EXERCISE GOAL: Can you put every line of the records below into a Markdown table with the columns No. and Line, leaving out blank lines and the pictures?

_ _ _

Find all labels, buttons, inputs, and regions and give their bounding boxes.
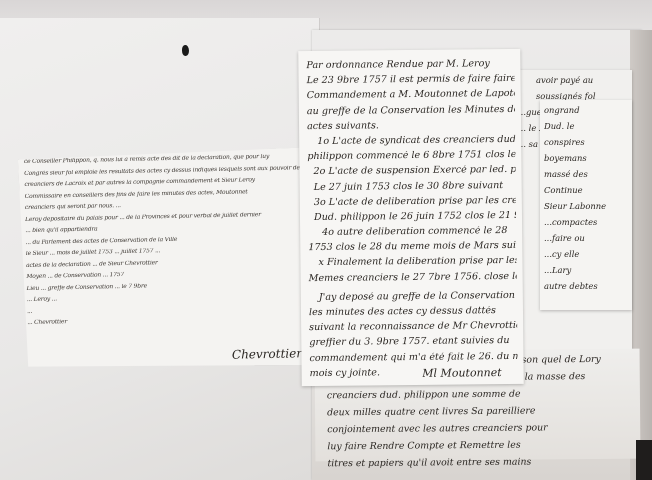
dark-background-corner (636, 440, 652, 480)
main-sheet-text: Par ordonnance Rendue par M. Leroy Le 23… (306, 59, 517, 384)
left-sheet-text: ce Conseiller Philippon, q. nous lui a r… (24, 153, 318, 332)
right-strip-text: ongrand Dud. le conspires boyemans massé… (544, 106, 630, 298)
left-document-sheet: ce Conseiller Philippon, q. nous lui a r… (18, 147, 322, 371)
right-document-strip: ongrand Dud. le conspires boyemans massé… (540, 100, 632, 310)
main-document-sheet: Par ordonnance Rendue par M. Leroy Le 23… (298, 49, 523, 386)
main-sheet-signature: Ml Moutonnet (422, 367, 502, 379)
left-sheet-signature: Chevrottier (232, 347, 302, 360)
ink-stain (182, 45, 189, 56)
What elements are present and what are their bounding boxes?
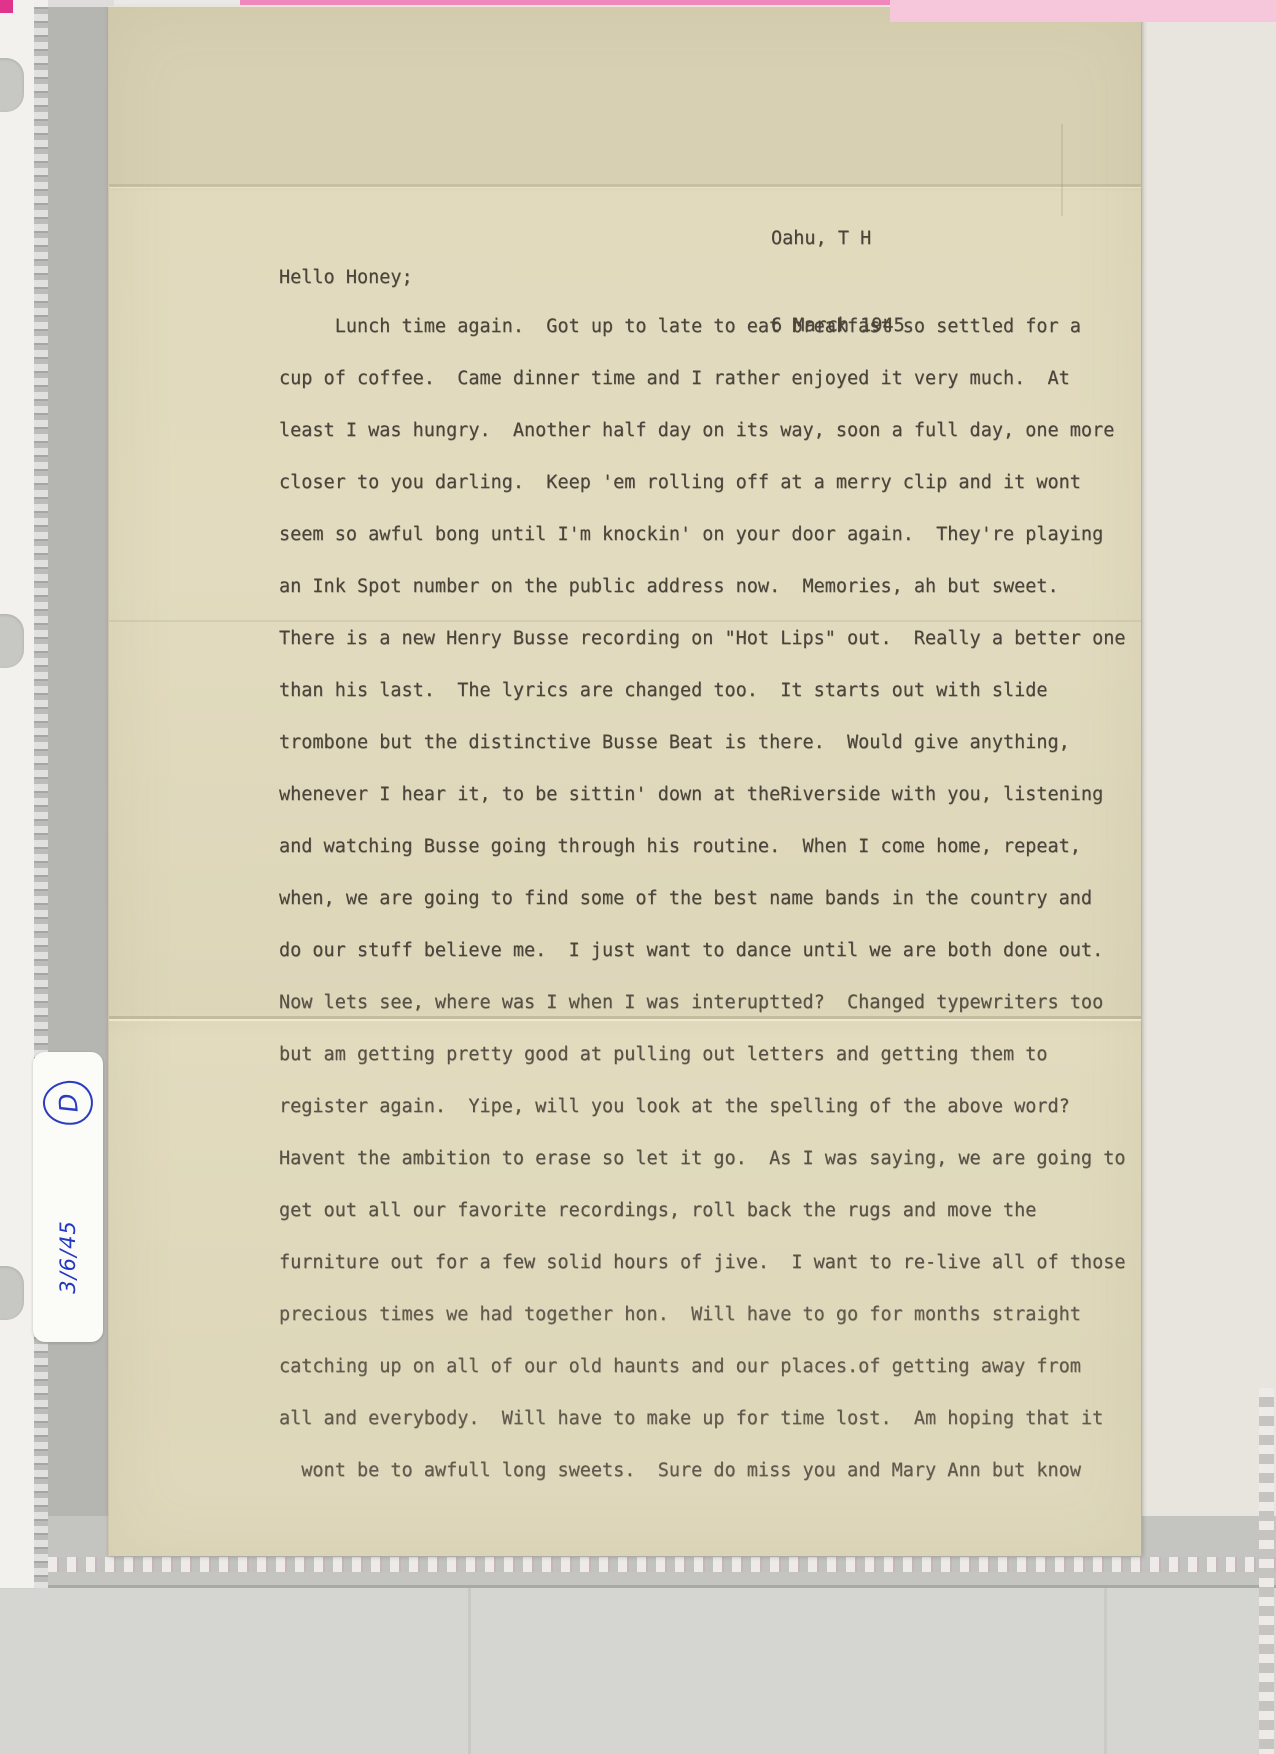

_ _ _

EXPECTED OUTPUT:
| No. | Line |
|---|---|
| 1 | Find all labels, buttons, inputs, and regions and give their bounding boxes. |
| 2 | dark-background-corner (636, 440, 652, 480) |
| 3 | main-sheet-text: Par ordonnance Rendue par M. Leroy Le 23… (306, 59, 517, 384) |
| 4 | left-sheet-text: ce Conseiller Philippon, q. nous lui a r… (24, 153, 318, 332) |
| 5 | right-strip-text: ongrand Dud. le conspires boyemans massé… (544, 106, 630, 298) |
| 6 | left-document-sheet: ce Conseiller Philippon, q. nous lui a r… (18, 147, 322, 371) |
| 7 | right-document-strip: ongrand Dud. le conspires boyemans massé… (540, 100, 632, 310) |
| 8 | main-document-sheet: Par ordonnance Rendue par M. Leroy Le 23… (298, 49, 523, 386) |
| 9 | main-sheet-signature: Ml Moutonnet (422, 367, 502, 379) |
| 10 | left-sheet-signature: Chevrottier (232, 347, 302, 360) |
| 11 | ink-stain (182, 45, 189, 56) |
| 12 | What elements are present and what are their bounding boxes? |